--- Start DATA FOR THIS EXERCISE ---

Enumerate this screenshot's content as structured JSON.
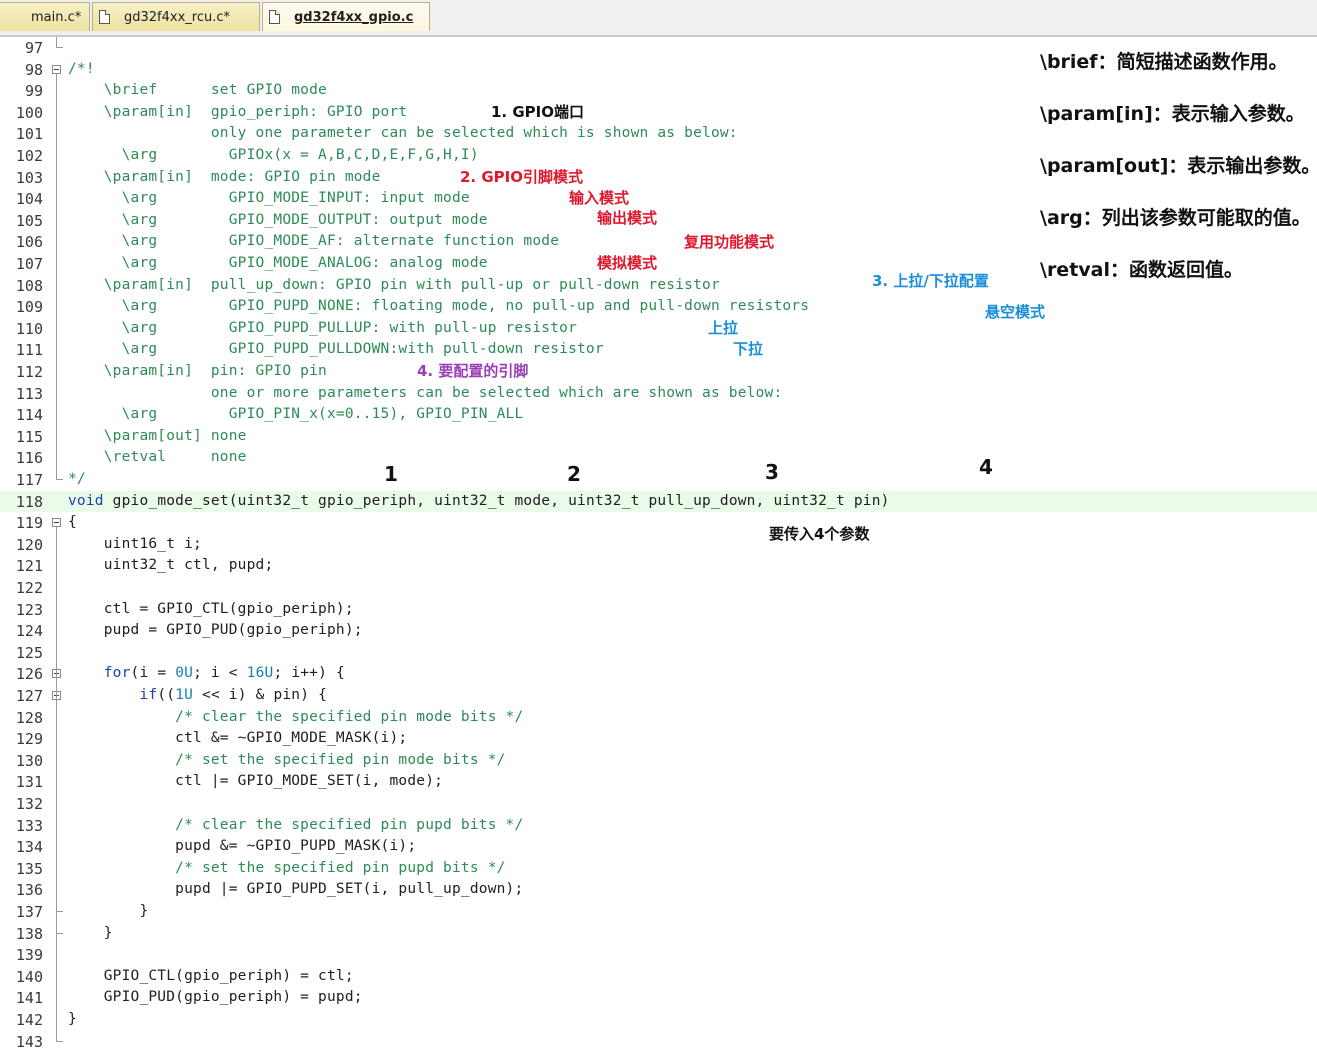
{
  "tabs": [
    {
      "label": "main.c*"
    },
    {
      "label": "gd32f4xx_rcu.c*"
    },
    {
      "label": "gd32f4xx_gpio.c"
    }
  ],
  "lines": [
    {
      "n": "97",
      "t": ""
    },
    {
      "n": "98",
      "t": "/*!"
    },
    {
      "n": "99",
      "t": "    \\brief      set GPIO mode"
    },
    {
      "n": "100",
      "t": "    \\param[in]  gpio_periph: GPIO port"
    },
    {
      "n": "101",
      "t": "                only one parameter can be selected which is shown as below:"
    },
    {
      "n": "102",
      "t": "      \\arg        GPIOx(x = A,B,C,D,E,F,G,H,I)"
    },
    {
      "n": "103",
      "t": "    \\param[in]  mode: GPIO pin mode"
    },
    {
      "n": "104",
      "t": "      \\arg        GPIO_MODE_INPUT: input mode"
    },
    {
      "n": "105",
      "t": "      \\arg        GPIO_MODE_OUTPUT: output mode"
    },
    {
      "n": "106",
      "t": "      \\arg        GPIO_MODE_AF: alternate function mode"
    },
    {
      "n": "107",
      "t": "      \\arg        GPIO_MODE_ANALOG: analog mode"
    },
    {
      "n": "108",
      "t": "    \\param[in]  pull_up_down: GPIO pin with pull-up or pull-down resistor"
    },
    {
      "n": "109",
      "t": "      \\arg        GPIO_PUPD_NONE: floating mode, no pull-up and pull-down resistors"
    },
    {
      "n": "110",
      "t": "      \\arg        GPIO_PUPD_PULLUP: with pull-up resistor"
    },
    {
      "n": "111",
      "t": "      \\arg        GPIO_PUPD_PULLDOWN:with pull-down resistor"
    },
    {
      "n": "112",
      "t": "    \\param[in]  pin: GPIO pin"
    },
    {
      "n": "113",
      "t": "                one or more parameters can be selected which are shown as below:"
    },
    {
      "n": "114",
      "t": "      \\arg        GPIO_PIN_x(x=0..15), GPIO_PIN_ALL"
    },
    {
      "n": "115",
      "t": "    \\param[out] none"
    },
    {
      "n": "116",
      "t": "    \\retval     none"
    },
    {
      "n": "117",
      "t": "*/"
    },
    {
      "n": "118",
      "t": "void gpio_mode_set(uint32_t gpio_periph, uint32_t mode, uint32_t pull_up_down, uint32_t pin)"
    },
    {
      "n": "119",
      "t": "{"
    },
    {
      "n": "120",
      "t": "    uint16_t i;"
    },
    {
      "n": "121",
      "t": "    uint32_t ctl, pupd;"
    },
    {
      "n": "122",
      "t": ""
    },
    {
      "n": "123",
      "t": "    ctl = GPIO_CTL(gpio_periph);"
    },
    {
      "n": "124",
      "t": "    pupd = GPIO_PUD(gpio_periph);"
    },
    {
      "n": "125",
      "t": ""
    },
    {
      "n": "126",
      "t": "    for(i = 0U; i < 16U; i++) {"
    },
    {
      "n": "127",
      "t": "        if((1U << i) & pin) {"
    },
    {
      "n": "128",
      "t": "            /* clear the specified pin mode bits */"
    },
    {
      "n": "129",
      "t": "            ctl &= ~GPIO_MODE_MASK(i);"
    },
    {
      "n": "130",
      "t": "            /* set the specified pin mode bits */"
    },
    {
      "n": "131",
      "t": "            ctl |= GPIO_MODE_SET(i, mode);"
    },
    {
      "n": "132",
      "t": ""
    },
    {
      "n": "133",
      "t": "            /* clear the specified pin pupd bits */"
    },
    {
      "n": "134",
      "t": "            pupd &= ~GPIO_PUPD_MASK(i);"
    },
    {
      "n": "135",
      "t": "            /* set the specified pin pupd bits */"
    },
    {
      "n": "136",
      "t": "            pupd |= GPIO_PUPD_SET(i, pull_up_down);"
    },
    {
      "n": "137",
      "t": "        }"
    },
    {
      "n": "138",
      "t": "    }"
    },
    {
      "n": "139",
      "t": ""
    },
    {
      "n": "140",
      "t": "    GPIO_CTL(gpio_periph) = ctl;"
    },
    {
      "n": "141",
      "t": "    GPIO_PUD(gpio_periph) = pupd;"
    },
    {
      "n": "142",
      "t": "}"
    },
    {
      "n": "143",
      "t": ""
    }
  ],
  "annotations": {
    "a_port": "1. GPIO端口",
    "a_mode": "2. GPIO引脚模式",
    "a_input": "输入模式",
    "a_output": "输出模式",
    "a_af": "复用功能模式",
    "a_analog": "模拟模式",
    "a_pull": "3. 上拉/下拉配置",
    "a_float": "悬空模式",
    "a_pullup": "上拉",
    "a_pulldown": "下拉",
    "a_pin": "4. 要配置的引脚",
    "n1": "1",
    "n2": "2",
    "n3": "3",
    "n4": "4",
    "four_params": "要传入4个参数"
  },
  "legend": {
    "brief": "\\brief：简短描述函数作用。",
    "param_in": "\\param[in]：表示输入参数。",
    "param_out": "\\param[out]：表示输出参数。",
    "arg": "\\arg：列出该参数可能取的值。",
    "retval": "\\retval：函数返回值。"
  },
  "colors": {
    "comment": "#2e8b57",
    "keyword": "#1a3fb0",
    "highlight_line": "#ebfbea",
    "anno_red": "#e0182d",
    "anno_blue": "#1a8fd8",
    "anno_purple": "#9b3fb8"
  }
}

--- End DATA FOR THIS EXERCISE ---

> **GIVEN TASK**
Gather up the lines that contain the word "clear".

> **WRITTEN REPLY**
      "t": "            /* clear the specified pin mode bits */"
      "t": "            /* clear the specified pin pupd bits */"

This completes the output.